REQUIRED TASKS:
**1.** According to the passage on annual benefit limits, for which type of benefit are annual limits banned effective Jan. 1, 2011?
**2.** Write the next part of the passage on annual benefit limits, picking up right after its final sentence.

PASSAGE:
Examples of limitations that are allowed include, but are not limited to, the following: (1) benefit limits on substance abuse treatment to the extent consistent with federal law; (2) benefit limits on physical therapy; (3) benefit limits on inpatient rehabilitation care services; (4) benefit limits on durable medical equipment. Notably, effective Jan. 1, 2011, annual benefit limits are banned for prescription drugs.
For ObamaCare, here’s UnitedHealthCare interprets the law and the rules, in its “Annual Limits” section:
Are plans allowed to have annual visit or day limits?
The Department of Labor (DOL) has informally commented [!!] that . For example, a frequency limit of 10 visits alone may be acceptable, but if the plan also places a cap on reimbursement, such as $50 per visit, the net result would be a $500 annual limit. In such cases, the DOL suggested that tying the payment to reasonable and customary expenses, or similar action, may rectify the annual limit issue.
Can plans replace dollar limits with visit or other limits in high risk cases?
The question of whether plans will be allowed to have annual visit or day limits are not directly addressed by the law or the interim final rules. The DOL has informally commented that frequency limits are generally acceptable. Such limits, however, should not “transcend” into dollar limits. For example, a frequency limit of 10 visits alone may be acceptable, but if the plan also places a cap on reimbursement, such as $50 per visit, the net result would be a $500 annual limit. In such cases, the DOL suggested that tying the payment to reasonable and customary expenses, or similar action, may rectify the annual limit issue.

DATA EXCERPTS:
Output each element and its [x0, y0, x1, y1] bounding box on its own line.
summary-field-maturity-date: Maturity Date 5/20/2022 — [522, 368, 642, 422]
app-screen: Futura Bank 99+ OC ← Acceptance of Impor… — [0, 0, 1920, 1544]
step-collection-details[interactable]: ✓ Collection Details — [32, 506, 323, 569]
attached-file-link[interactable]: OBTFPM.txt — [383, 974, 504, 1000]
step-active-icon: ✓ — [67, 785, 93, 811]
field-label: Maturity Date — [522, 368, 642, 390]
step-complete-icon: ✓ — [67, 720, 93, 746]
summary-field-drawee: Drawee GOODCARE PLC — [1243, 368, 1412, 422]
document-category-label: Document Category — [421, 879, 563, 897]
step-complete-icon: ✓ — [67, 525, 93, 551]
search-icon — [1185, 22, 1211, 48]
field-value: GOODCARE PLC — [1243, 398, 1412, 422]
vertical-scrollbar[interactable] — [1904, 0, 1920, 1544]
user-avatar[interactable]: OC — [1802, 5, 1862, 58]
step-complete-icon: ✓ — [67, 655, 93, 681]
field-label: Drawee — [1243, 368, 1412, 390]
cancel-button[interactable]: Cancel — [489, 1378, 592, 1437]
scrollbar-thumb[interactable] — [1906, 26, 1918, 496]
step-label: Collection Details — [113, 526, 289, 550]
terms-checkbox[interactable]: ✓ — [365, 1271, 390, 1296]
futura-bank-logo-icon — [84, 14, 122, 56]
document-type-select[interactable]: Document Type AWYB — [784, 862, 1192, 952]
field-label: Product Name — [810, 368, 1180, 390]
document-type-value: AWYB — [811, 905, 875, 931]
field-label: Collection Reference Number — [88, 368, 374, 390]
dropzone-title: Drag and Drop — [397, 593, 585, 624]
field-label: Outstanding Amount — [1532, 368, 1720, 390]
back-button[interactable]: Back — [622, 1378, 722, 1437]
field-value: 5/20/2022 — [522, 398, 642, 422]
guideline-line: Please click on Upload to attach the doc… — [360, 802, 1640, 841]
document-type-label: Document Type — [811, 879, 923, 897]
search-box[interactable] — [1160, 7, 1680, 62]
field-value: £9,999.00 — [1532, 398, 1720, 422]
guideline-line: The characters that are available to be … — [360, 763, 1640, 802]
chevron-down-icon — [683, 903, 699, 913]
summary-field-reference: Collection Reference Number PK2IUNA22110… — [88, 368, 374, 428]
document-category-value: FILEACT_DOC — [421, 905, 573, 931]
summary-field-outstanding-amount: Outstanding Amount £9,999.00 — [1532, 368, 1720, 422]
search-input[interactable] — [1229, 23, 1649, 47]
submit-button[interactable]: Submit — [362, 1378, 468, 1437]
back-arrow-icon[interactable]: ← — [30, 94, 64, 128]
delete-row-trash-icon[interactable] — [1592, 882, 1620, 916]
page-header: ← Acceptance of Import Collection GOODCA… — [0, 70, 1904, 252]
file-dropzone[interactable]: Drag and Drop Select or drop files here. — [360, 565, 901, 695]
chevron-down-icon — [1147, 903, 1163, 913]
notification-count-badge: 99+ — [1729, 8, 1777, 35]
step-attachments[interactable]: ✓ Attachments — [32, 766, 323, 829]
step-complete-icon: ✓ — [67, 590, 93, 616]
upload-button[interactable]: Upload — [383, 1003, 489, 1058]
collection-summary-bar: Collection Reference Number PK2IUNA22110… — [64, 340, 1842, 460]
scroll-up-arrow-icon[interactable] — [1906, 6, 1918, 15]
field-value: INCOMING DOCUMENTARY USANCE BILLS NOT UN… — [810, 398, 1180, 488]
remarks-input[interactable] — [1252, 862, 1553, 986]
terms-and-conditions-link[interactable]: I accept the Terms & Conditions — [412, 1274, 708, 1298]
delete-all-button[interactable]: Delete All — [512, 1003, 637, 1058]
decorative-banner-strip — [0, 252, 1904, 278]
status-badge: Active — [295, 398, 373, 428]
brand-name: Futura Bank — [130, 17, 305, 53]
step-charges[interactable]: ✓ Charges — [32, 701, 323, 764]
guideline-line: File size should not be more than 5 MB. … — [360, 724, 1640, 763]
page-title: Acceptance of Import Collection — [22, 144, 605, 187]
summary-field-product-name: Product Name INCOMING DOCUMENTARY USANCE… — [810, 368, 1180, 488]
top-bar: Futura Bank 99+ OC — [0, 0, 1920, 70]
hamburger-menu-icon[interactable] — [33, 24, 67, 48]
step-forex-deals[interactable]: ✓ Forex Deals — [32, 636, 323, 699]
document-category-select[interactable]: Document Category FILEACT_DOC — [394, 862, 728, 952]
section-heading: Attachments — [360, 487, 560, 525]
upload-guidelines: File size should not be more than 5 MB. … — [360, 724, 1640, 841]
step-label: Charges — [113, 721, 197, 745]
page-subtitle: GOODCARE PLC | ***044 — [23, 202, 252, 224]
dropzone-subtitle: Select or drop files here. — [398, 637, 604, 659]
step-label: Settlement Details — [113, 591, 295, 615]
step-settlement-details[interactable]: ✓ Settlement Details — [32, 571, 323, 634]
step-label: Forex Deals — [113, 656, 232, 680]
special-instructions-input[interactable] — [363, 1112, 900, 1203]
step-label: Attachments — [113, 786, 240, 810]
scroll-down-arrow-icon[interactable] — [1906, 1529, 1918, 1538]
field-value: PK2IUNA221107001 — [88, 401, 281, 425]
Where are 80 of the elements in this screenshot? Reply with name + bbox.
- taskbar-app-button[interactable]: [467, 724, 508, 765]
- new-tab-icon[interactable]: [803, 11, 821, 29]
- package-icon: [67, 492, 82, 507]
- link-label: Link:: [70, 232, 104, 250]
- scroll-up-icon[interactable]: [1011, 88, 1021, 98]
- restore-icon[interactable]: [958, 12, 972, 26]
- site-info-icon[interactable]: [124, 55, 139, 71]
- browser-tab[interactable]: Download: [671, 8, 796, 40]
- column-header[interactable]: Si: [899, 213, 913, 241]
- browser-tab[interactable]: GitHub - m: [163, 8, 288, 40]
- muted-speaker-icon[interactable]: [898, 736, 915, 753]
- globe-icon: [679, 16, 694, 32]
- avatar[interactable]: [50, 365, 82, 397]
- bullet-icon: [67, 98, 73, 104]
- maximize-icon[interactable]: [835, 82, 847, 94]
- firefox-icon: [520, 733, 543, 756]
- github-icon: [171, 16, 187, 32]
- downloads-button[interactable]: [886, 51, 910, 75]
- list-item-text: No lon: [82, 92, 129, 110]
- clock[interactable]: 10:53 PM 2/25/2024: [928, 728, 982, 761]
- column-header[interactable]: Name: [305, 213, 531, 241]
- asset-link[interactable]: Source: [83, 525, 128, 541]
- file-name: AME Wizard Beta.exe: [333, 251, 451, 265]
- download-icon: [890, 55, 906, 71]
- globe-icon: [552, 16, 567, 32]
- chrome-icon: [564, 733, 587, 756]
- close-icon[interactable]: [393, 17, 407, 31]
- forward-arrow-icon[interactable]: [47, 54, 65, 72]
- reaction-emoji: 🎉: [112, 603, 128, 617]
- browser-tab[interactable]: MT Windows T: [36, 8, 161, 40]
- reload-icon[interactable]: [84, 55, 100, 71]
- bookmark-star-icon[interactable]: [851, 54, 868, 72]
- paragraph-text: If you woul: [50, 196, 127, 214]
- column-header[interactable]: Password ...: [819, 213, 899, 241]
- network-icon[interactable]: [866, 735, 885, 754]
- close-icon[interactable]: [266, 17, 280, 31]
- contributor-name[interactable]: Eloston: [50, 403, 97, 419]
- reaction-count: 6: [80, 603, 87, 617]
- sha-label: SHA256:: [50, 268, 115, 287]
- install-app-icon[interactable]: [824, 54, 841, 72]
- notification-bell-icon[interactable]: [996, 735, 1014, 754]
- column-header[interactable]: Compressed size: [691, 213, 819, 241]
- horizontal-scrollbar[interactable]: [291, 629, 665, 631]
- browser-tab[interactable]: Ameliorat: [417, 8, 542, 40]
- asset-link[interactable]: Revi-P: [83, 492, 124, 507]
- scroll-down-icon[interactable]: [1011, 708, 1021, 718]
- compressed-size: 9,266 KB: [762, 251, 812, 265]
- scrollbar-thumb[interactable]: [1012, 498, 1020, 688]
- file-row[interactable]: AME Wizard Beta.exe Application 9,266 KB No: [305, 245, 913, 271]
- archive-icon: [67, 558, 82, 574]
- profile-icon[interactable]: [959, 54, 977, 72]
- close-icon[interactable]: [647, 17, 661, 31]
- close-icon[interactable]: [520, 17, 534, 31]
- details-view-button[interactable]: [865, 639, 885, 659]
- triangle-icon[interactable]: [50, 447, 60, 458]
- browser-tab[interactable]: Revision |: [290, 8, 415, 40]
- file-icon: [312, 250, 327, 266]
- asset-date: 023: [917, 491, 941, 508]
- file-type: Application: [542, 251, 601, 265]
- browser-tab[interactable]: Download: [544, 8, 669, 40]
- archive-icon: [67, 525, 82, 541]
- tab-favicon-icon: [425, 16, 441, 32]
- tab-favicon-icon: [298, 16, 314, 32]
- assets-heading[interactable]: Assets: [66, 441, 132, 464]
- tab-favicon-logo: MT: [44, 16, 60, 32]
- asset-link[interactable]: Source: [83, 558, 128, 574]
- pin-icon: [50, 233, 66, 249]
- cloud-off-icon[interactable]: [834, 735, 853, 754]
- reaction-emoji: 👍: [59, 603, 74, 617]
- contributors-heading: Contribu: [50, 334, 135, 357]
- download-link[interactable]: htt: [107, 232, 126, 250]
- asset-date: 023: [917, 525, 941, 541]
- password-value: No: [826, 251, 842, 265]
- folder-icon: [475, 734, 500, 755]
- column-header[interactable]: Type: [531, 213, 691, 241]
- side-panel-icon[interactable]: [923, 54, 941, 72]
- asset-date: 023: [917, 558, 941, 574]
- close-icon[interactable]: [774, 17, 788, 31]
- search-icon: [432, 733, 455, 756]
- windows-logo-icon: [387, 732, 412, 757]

ANSWER LIST:
**1.** Prescription drugs.

**2.**
So, if I understand “transcend” in this context correctly, a frequency limit can be placed for types of non-“essential” but covered items and services whose dollar costs are not given in the policy, or not well understood.
But it seems to me that such items and services are exactly the kind of care that one would wish to insure against most, because they are potentially the costliest and riskiest. If you need to rehab your hip, and that’s going to take 20 visits, but the policy under Section 2711(b) only covers 10, then you get to choose between being a cripple and a really big stack of bills. If you need chemo, and that’s going to take 26 treatments, but your policy only covers 13, then you get to choose between the Big C and selling your house.* And so forth. (Note that your hip and becoming cancer-free are essential to you, but that doesn’t mean they’re essential under ObamaCare.)
As usual with ObamaCare, we have very little data, and since there have (presumably) not been all that many claims filed under Obama, we don’t have much information on how Section 2711 has been
gamed applied in practice. So readers, here I’m handicapped by my horrified unfamiliarity with actual insurance policies. Does this interpretation seem plausible? Frankly, it would be nice to rule it out. What does your policy say, if you have one?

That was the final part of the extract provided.